#### Task prompt
Each entry here needs to be set down again exactly, please; pictures are left out.

#### Available data
◆ ◆ ◆

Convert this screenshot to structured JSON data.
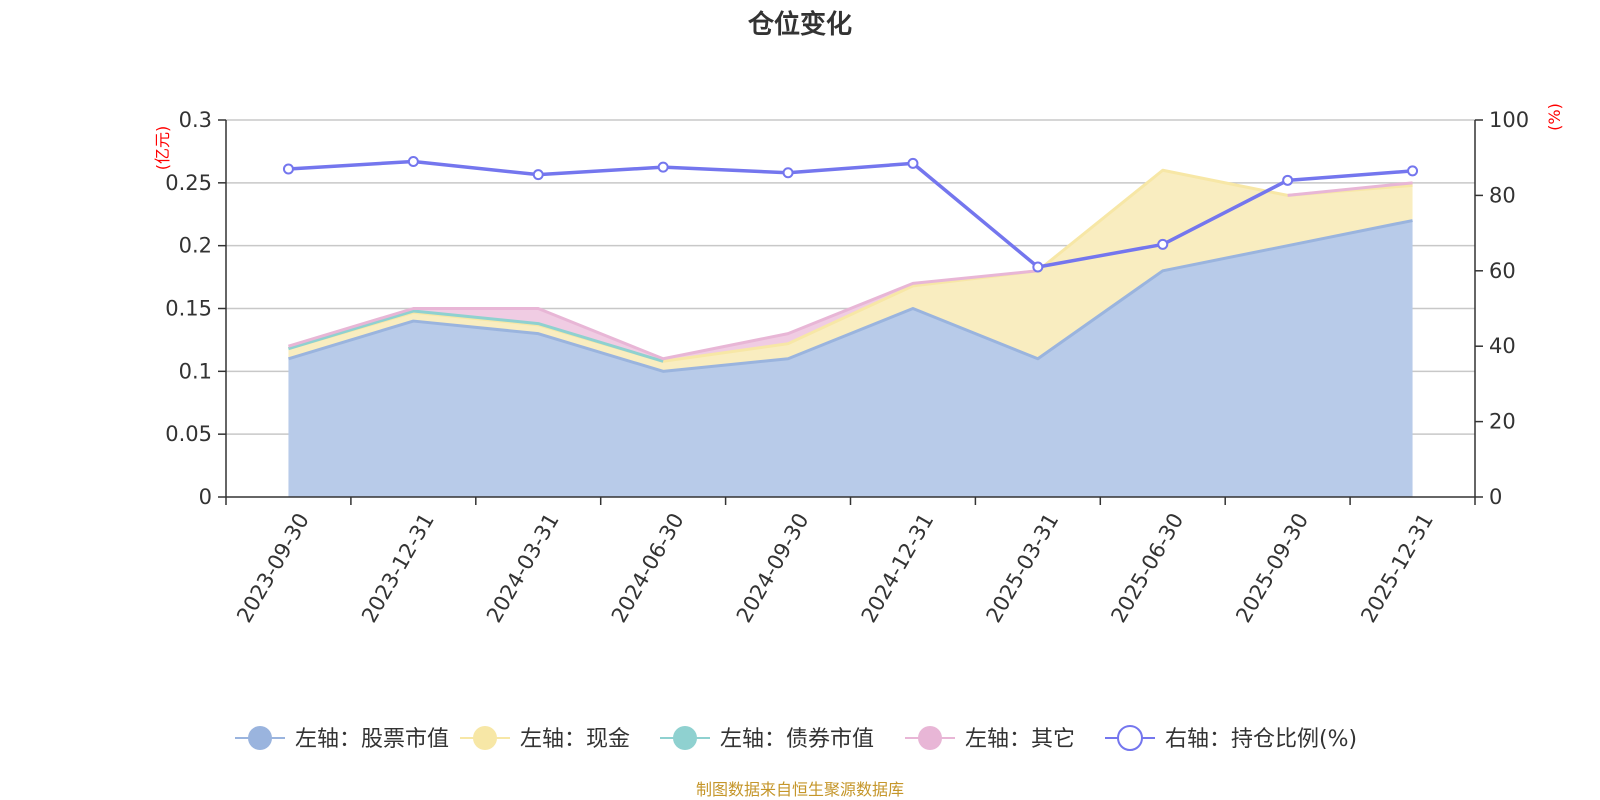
{
  "chart_data": {
    "type": "area",
    "title": "仓位变化",
    "categories": [
      "2023-09-30",
      "2023-12-31",
      "2024-03-31",
      "2024-06-30",
      "2024-09-30",
      "2024-12-31",
      "2025-03-31",
      "2025-06-30",
      "2025-09-30",
      "2025-12-31"
    ],
    "left_axis": {
      "unit": "(亿元)",
      "min": 0,
      "max": 0.3,
      "ticks": [
        "0",
        "0.05",
        "0.1",
        "0.15",
        "0.2",
        "0.25",
        "0.3"
      ]
    },
    "right_axis": {
      "unit": "(%)",
      "min": 0,
      "max": 100,
      "ticks": [
        "0",
        "20",
        "40",
        "60",
        "80",
        "100"
      ]
    },
    "series": [
      {
        "name": "左轴：股票市值",
        "axis": "left",
        "kind": "stacked-area",
        "color": "#9ab4de",
        "fill": "#b8cbe9",
        "values": [
          0.11,
          0.14,
          0.13,
          0.1,
          0.11,
          0.15,
          0.11,
          0.18,
          0.2,
          0.22
        ]
      },
      {
        "name": "左轴：现金",
        "axis": "left",
        "kind": "stacked-area",
        "color": "#f7e7a6",
        "fill": "#f9edc0",
        "values": [
          0.008,
          0.007,
          0.007,
          0.008,
          0.012,
          0.018,
          0.07,
          0.08,
          0.04,
          0.028
        ]
      },
      {
        "name": "左轴：债券市值",
        "axis": "left",
        "kind": "stacked-area",
        "color": "#8fd1d0",
        "fill": "#b8e2e1",
        "values": [
          0,
          0.001,
          0.001,
          0,
          0,
          0,
          0,
          0,
          0,
          0
        ]
      },
      {
        "name": "左轴：其它",
        "axis": "left",
        "kind": "stacked-area",
        "color": "#e8b6d6",
        "fill": "#f0cce3",
        "values": [
          0.002,
          0.002,
          0.012,
          0.002,
          0.008,
          0.002,
          0,
          0,
          0,
          0.002
        ]
      },
      {
        "name": "右轴：持仓比例(%)",
        "axis": "right",
        "kind": "line",
        "color": "#7476ee",
        "values": [
          87,
          89,
          85.5,
          87.5,
          86,
          88.5,
          61,
          67,
          84,
          86.5
        ]
      }
    ],
    "legend_position": "bottom",
    "grid": true
  },
  "source_note": "制图数据来自恒生聚源数据库"
}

◆ ◆ ◆

#### Task result
Convert this screenshot to structured JSON data.
{
  "chart_data": {
    "type": "area",
    "title": "仓位变化",
    "categories": [
      "2023-09-30",
      "2023-12-31",
      "2024-03-31",
      "2024-06-30",
      "2024-09-30",
      "2024-12-31",
      "2025-03-31",
      "2025-06-30",
      "2025-09-30",
      "2025-12-31"
    ],
    "left_axis": {
      "unit": "(亿元)",
      "min": 0,
      "max": 0.3,
      "ticks": [
        "0",
        "0.05",
        "0.1",
        "0.15",
        "0.2",
        "0.25",
        "0.3"
      ]
    },
    "right_axis": {
      "unit": "(%)",
      "min": 0,
      "max": 100,
      "ticks": [
        "0",
        "20",
        "40",
        "60",
        "80",
        "100"
      ]
    },
    "series": [
      {
        "name": "左轴：股票市值",
        "axis": "left",
        "kind": "stacked-area",
        "color": "#9ab4de",
        "fill": "#b8cbe9",
        "values": [
          0.11,
          0.14,
          0.13,
          0.1,
          0.11,
          0.15,
          0.11,
          0.18,
          0.2,
          0.22
        ]
      },
      {
        "name": "左轴：现金",
        "axis": "left",
        "kind": "stacked-area",
        "color": "#f7e7a6",
        "fill": "#f9edc0",
        "values": [
          0.008,
          0.007,
          0.007,
          0.008,
          0.012,
          0.018,
          0.07,
          0.08,
          0.04,
          0.028
        ]
      },
      {
        "name": "左轴：债券市值",
        "axis": "left",
        "kind": "stacked-area",
        "color": "#8fd1d0",
        "fill": "#b8e2e1",
        "values": [
          0,
          0.001,
          0.001,
          0,
          0,
          0,
          0,
          0,
          0,
          0
        ]
      },
      {
        "name": "左轴：其它",
        "axis": "left",
        "kind": "stacked-area",
        "color": "#e8b6d6",
        "fill": "#f0cce3",
        "values": [
          0.002,
          0.002,
          0.012,
          0.002,
          0.008,
          0.002,
          0,
          0,
          0,
          0.002
        ]
      },
      {
        "name": "右轴：持仓比例(%)",
        "axis": "right",
        "kind": "line",
        "color": "#7476ee",
        "values": [
          87,
          89,
          85.5,
          87.5,
          86,
          88.5,
          61,
          67,
          84,
          86.5
        ]
      }
    ],
    "legend_position": "bottom",
    "grid": true
  },
  "source_note": "制图数据来自恒生聚源数据库"
}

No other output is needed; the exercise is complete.